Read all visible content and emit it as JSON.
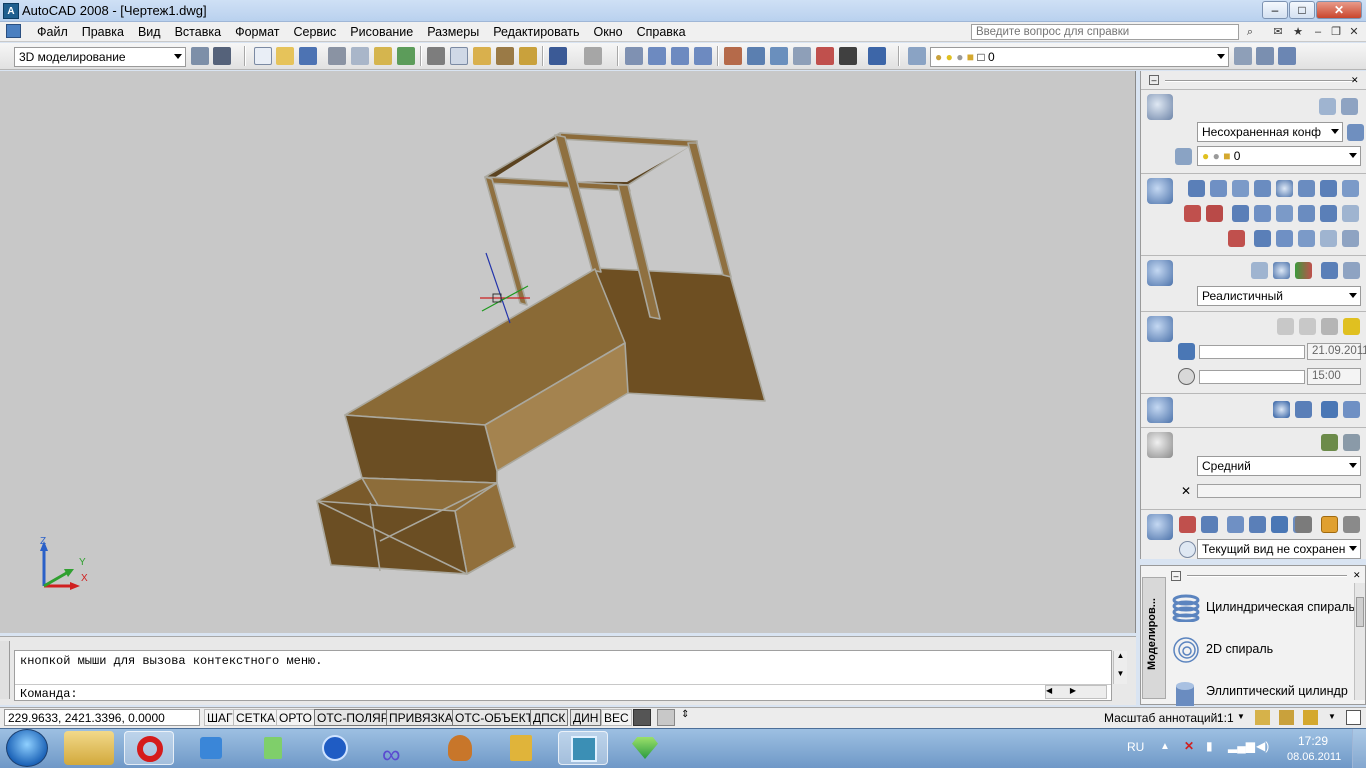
{
  "window": {
    "title": "AutoCAD 2008 - [Чертеж1.dwg]",
    "app_icon_label": "A"
  },
  "menu": {
    "items": [
      "Файл",
      "Правка",
      "Вид",
      "Вставка",
      "Формат",
      "Сервис",
      "Рисование",
      "Размеры",
      "Редактировать",
      "Окно",
      "Справка"
    ],
    "help_placeholder": "Введите вопрос для справки"
  },
  "toolbar": {
    "workspace": "3D моделирование",
    "layer_value": "0"
  },
  "palette": {
    "layer_state": "Несохраненная конф",
    "layer_value": "0",
    "visual_style": "Реалистичный",
    "date": "21.09.2011",
    "time": "15:00",
    "render_quality": "Средний",
    "view": "Текущий вид не сохранен"
  },
  "tool_palette": {
    "tab_label": "Моделиров...",
    "items": [
      "Цилиндрическая спираль",
      "2D спираль",
      "Эллиптический цилиндр"
    ]
  },
  "command": {
    "line1": "кнопкой мыши для вызова контекстного меню.",
    "prompt": "Команда:"
  },
  "ucs": {
    "x": "X",
    "y": "Y",
    "z": "Z"
  },
  "status": {
    "coords": "229.9633,  2421.3396, 0.0000",
    "buttons": [
      "ШАГ",
      "СЕТКА",
      "ОРТО",
      "ОТС-ПОЛЯР",
      "ПРИВЯЗКА",
      "ОТС-ОБЪЕКТ",
      "ДПСК",
      "ДИН",
      "ВЕС"
    ],
    "annotation_scale_label": "Масштаб аннотаций:",
    "annotation_scale": "1:1"
  },
  "taskbar": {
    "lang": "RU",
    "time": "17:29",
    "date": "08.06.2011"
  },
  "colors": {
    "model_face_dark": "#6b4e23",
    "model_face_light": "#9b7844",
    "model_edge": "#a8a8a0",
    "viewport_bg": "#c8c8c8"
  }
}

# Given task:
The pictures in the entries should be left out; output everything else exactly.

# Response to this task:
Read all visible content and emit it as JSON.
{
  "window": {
    "title": "AutoCAD 2008 - [Чертеж1.dwg]",
    "app_icon_label": "A"
  },
  "menu": {
    "items": [
      "Файл",
      "Правка",
      "Вид",
      "Вставка",
      "Формат",
      "Сервис",
      "Рисование",
      "Размеры",
      "Редактировать",
      "Окно",
      "Справка"
    ],
    "help_placeholder": "Введите вопрос для справки"
  },
  "toolbar": {
    "workspace": "3D моделирование",
    "layer_value": "0"
  },
  "palette": {
    "layer_state": "Несохраненная конф",
    "layer_value": "0",
    "visual_style": "Реалистичный",
    "date": "21.09.2011",
    "time": "15:00",
    "render_quality": "Средний",
    "view": "Текущий вид не сохранен"
  },
  "tool_palette": {
    "tab_label": "Моделиров...",
    "items": [
      "Цилиндрическая спираль",
      "2D спираль",
      "Эллиптический цилиндр"
    ]
  },
  "command": {
    "line1": "кнопкой мыши для вызова контекстного меню.",
    "prompt": "Команда:"
  },
  "ucs": {
    "x": "X",
    "y": "Y",
    "z": "Z"
  },
  "status": {
    "coords": "229.9633,  2421.3396, 0.0000",
    "buttons": [
      "ШАГ",
      "СЕТКА",
      "ОРТО",
      "ОТС-ПОЛЯР",
      "ПРИВЯЗКА",
      "ОТС-ОБЪЕКТ",
      "ДПСК",
      "ДИН",
      "ВЕС"
    ],
    "annotation_scale_label": "Масштаб аннотаций:",
    "annotation_scale": "1:1"
  },
  "taskbar": {
    "lang": "RU",
    "time": "17:29",
    "date": "08.06.2011"
  },
  "colors": {
    "model_face_dark": "#6b4e23",
    "model_face_light": "#9b7844",
    "model_edge": "#a8a8a0",
    "viewport_bg": "#c8c8c8"
  }
}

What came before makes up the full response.